* PROBLEM REQUIREMENTS *
Return each line containing "this".

[start]

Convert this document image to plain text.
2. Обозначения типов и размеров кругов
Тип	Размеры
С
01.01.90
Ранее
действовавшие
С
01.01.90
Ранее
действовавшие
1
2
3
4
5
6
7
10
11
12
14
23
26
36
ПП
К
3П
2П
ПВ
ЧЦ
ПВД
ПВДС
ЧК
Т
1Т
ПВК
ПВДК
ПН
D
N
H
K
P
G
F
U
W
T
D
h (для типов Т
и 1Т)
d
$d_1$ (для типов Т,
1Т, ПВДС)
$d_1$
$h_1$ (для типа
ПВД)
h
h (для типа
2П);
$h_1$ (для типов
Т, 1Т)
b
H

[end]
[start]

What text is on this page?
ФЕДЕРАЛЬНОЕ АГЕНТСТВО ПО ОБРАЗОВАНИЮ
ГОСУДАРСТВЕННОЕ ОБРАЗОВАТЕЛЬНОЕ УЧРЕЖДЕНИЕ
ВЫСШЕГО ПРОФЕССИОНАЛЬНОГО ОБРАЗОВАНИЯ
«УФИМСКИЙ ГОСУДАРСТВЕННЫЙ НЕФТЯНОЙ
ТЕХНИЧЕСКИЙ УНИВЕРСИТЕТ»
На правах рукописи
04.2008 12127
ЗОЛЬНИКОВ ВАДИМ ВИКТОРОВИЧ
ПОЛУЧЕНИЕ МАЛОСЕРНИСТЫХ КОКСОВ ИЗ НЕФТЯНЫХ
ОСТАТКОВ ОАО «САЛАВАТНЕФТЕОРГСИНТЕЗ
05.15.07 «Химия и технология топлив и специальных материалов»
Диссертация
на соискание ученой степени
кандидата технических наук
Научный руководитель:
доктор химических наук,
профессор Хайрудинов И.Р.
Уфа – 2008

[end]

* REPLY *
Convert this document image to plain text.
What text is on this page?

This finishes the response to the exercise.